Give the records back in full, exactly as they read.

(Dataset rows)
________

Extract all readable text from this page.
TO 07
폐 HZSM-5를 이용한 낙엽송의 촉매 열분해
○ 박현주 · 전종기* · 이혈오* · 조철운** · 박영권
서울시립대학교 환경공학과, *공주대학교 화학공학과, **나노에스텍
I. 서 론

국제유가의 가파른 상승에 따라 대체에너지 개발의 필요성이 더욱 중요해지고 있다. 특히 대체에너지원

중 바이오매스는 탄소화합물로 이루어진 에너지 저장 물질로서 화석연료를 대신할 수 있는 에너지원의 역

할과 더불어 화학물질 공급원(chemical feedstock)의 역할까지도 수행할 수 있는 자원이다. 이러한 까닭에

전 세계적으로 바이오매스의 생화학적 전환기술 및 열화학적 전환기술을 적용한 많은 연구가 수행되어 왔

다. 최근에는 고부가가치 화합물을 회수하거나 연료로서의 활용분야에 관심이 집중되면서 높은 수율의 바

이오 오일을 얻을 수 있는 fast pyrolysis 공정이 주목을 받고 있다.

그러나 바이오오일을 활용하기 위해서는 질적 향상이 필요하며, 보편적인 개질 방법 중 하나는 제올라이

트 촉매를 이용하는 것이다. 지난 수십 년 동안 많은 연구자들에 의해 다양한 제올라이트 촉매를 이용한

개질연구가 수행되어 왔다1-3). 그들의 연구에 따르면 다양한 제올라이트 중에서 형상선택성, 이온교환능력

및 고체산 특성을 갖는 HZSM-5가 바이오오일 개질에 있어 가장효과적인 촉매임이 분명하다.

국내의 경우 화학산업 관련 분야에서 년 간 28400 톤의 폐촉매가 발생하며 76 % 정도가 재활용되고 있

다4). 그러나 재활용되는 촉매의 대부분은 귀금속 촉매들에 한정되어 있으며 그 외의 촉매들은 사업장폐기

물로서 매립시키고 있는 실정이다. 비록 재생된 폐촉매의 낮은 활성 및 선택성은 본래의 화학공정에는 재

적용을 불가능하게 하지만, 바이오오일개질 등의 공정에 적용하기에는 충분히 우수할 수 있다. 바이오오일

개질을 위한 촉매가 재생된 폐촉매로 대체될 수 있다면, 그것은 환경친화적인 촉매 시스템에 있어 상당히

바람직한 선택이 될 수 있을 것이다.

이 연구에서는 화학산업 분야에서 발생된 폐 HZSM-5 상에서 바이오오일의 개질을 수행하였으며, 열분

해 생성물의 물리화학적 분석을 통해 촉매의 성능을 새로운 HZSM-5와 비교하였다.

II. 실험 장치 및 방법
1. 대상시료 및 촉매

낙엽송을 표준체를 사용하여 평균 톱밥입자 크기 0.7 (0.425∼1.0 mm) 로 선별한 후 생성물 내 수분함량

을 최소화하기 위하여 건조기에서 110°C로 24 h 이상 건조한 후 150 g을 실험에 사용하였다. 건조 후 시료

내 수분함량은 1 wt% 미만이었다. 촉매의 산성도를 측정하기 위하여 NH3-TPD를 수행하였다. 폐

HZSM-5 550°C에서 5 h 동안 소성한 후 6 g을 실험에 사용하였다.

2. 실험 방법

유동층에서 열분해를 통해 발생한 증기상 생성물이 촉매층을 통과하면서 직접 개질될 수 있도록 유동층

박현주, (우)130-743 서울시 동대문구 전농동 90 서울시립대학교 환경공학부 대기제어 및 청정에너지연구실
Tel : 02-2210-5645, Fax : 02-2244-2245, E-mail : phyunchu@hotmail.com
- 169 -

________

SOLUTION TO THE EXERCISE
Extract all readable text from this page.
TO 07
폐 HZSM-5를 이용한 낙엽송의 촉매 열분해
○ 박현주 · 전종기* · 이혈오* · 조철운** · 박영권
서울시립대학교 환경공학과, *공주대학교 화학공학과, **나노에스텍
I. 서 론

국제유가의 가파른 상승에 따라 대체에너지 개발의 필요성이 더욱 중요해지고 있다. 특히 대체에너지원

중 바이오매스는 탄소화합물로 이루어진 에너지 저장 물질로서 화석연료를 대신할 수 있는 에너지원의 역

할과 더불어 화학물질 공급원(chemical feedstock)의 역할까지도 수행할 수 있는 자원이다. 이러한 까닭에

전 세계적으로 바이오매스의 생화학적 전환기술 및 열화학적 전환기술을 적용한 많은 연구가 수행되어 왔

다. 최근에는 고부가가치 화합물을 회수하거나 연료로서의 활용분야에 관심이 집중되면서 높은 수율의 바

이오 오일을 얻을 수 있는 fast pyrolysis 공정이 주목을 받고 있다.

그러나 바이오오일을 활용하기 위해서는 질적 향상이 필요하며, 보편적인 개질 방법 중 하나는 제올라이

트 촉매를 이용하는 것이다. 지난 수십 년 동안 많은 연구자들에 의해 다양한 제올라이트 촉매를 이용한

개질연구가 수행되어 왔다1-3). 그들의 연구에 따르면 다양한 제올라이트 중에서 형상선택성, 이온교환능력

및 고체산 특성을 갖는 HZSM-5가 바이오오일 개질에 있어 가장효과적인 촉매임이 분명하다.

국내의 경우 화학산업 관련 분야에서 년 간 28400 톤의 폐촉매가 발생하며 76 % 정도가 재활용되고 있

다4). 그러나 재활용되는 촉매의 대부분은 귀금속 촉매들에 한정되어 있으며 그 외의 촉매들은 사업장폐기

물로서 매립시키고 있는 실정이다. 비록 재생된 폐촉매의 낮은 활성 및 선택성은 본래의 화학공정에는 재

적용을 불가능하게 하지만, 바이오오일개질 등의 공정에 적용하기에는 충분히 우수할 수 있다. 바이오오일

개질을 위한 촉매가 재생된 폐촉매로 대체될 수 있다면, 그것은 환경친화적인 촉매 시스템에 있어 상당히

바람직한 선택이 될 수 있을 것이다.

이 연구에서는 화학산업 분야에서 발생된 폐 HZSM-5 상에서 바이오오일의 개질을 수행하였으며, 열분

해 생성물의 물리화학적 분석을 통해 촉매의 성능을 새로운 HZSM-5와 비교하였다.

II. 실험 장치 및 방법
1. 대상시료 및 촉매

낙엽송을 표준체를 사용하여 평균 톱밥입자 크기 0.7 (0.425∼1.0 mm) 로 선별한 후 생성물 내 수분함량

을 최소화하기 위하여 건조기에서 110°C로 24 h 이상 건조한 후 150 g을 실험에 사용하였다. 건조 후 시료

내 수분함량은 1 wt% 미만이었다. 촉매의 산성도를 측정하기 위하여 NH3-TPD를 수행하였다. 폐

HZSM-5 550°C에서 5 h 동안 소성한 후 6 g을 실험에 사용하였다.

2. 실험 방법

유동층에서 열분해를 통해 발생한 증기상 생성물이 촉매층을 통과하면서 직접 개질될 수 있도록 유동층

박현주, (우)130-743 서울시 동대문구 전농동 90 서울시립대학교 환경공학부 대기제어 및 청정에너지연구실
Tel : 02-2210-5645, Fax : 02-2244-2245, E-mail : phyunchu@hotmail.com
- 169 -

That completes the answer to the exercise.